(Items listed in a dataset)
* * * * *
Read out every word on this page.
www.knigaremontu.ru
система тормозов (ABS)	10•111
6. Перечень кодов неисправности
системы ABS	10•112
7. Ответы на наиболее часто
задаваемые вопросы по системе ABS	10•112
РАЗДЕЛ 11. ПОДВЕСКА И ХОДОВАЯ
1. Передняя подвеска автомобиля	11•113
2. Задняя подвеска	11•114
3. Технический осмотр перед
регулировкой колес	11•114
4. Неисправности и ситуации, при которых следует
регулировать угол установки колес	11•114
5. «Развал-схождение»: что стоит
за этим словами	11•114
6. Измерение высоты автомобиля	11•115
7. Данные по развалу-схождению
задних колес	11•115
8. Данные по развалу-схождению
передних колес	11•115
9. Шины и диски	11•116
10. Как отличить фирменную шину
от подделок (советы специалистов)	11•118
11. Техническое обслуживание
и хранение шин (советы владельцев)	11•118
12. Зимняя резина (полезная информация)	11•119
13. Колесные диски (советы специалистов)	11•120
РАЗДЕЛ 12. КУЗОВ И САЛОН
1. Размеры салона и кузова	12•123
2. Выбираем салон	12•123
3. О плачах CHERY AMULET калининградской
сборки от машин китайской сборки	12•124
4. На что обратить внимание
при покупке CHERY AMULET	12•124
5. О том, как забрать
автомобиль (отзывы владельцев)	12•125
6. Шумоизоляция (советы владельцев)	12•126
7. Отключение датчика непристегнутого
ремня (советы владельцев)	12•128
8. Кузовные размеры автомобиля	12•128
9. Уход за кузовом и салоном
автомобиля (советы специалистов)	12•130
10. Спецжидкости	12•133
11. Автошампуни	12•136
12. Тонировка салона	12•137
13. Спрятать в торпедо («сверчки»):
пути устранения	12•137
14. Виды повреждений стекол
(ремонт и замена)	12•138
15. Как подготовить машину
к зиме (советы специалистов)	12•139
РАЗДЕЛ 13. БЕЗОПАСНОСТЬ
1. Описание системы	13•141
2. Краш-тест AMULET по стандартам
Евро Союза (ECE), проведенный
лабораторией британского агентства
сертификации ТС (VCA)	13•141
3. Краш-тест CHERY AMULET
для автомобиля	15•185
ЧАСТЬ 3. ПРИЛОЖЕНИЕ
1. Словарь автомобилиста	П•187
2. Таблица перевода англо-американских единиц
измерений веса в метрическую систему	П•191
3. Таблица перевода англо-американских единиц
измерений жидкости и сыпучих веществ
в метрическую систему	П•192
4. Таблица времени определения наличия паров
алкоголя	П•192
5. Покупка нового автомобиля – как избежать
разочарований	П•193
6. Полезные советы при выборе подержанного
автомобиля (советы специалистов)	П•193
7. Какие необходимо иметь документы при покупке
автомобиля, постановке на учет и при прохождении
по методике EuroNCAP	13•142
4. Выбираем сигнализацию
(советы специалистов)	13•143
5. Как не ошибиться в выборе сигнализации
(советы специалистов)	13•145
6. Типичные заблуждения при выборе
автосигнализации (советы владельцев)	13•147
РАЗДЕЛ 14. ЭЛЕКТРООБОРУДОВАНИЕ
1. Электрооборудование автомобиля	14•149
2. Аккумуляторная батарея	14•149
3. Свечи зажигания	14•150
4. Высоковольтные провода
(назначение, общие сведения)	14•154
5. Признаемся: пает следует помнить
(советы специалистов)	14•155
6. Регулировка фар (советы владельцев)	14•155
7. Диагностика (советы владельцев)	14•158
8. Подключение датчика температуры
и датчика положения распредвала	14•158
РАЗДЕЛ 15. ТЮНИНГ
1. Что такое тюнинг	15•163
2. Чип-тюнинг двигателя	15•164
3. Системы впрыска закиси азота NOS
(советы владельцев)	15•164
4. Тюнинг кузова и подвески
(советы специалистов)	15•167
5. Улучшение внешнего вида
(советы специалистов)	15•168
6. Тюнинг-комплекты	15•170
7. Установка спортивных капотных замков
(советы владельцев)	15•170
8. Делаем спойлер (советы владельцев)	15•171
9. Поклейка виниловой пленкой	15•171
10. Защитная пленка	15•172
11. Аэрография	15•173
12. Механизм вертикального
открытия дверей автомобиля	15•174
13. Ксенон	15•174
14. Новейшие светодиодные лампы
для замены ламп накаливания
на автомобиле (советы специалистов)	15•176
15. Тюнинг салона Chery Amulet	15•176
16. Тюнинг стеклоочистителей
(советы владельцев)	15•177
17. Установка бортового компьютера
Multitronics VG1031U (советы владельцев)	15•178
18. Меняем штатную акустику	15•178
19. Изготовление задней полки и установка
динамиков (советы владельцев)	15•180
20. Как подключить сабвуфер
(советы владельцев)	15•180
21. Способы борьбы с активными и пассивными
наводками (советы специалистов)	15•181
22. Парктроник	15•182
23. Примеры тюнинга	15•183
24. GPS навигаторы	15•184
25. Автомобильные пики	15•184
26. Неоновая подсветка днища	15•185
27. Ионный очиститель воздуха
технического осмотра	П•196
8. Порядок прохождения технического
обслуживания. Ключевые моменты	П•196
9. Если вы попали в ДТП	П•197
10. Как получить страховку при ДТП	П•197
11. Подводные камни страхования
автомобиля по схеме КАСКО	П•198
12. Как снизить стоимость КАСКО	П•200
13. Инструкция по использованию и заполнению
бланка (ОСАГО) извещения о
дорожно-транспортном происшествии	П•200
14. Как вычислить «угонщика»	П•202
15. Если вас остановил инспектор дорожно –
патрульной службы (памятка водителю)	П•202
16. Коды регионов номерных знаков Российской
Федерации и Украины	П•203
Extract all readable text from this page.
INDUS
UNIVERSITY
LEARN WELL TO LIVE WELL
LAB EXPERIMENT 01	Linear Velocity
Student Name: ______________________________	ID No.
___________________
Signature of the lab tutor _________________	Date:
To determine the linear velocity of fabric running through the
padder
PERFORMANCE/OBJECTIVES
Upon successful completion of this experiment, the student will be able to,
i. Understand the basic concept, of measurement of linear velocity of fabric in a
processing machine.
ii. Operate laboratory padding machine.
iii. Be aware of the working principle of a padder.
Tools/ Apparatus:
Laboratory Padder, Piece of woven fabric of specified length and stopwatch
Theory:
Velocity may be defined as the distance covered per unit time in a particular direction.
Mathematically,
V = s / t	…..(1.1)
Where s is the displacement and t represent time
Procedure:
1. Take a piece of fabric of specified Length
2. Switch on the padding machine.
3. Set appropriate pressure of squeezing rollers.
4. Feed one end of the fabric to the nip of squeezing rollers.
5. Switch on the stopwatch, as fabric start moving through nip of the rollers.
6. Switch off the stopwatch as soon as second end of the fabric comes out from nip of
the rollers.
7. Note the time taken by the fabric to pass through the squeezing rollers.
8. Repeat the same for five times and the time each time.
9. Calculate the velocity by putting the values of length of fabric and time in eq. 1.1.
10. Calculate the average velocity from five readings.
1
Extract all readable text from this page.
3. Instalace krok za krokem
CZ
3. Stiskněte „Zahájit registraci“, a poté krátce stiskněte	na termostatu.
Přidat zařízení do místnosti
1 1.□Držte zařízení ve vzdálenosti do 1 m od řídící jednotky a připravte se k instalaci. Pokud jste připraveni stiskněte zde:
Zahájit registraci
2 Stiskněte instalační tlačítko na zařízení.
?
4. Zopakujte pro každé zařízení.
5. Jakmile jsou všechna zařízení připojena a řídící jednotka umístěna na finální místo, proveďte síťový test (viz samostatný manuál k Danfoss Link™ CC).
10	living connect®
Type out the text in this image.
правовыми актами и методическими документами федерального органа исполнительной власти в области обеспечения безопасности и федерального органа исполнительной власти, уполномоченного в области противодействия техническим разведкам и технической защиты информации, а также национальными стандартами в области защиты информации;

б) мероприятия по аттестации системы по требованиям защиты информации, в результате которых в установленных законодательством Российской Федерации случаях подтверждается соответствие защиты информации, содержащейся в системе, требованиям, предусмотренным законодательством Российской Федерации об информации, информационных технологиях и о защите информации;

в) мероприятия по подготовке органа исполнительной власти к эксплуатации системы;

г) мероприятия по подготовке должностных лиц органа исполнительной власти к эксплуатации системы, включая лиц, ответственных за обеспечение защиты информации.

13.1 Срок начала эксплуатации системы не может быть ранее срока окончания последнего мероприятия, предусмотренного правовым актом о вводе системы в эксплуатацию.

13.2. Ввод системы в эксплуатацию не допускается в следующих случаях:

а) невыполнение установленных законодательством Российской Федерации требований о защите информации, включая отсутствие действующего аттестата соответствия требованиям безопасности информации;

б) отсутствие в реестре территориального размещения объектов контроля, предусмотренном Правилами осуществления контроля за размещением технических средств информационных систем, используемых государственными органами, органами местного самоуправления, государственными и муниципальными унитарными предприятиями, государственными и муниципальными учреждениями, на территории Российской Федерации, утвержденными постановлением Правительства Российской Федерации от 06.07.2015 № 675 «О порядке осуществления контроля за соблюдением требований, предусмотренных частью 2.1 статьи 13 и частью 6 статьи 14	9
* * * * *
*WORK TO BE COMPLETED*.
Identify all lines where the word "through" shows up. Copy them.

*OUTPUT FOR THIS EXERCISE*.
To determine the linear velocity of fabric running through the
5. Switch on the stopwatch, as fabric start moving through nip of the rollers.
7. Note the time taken by the fabric to pass through the squeezing rollers.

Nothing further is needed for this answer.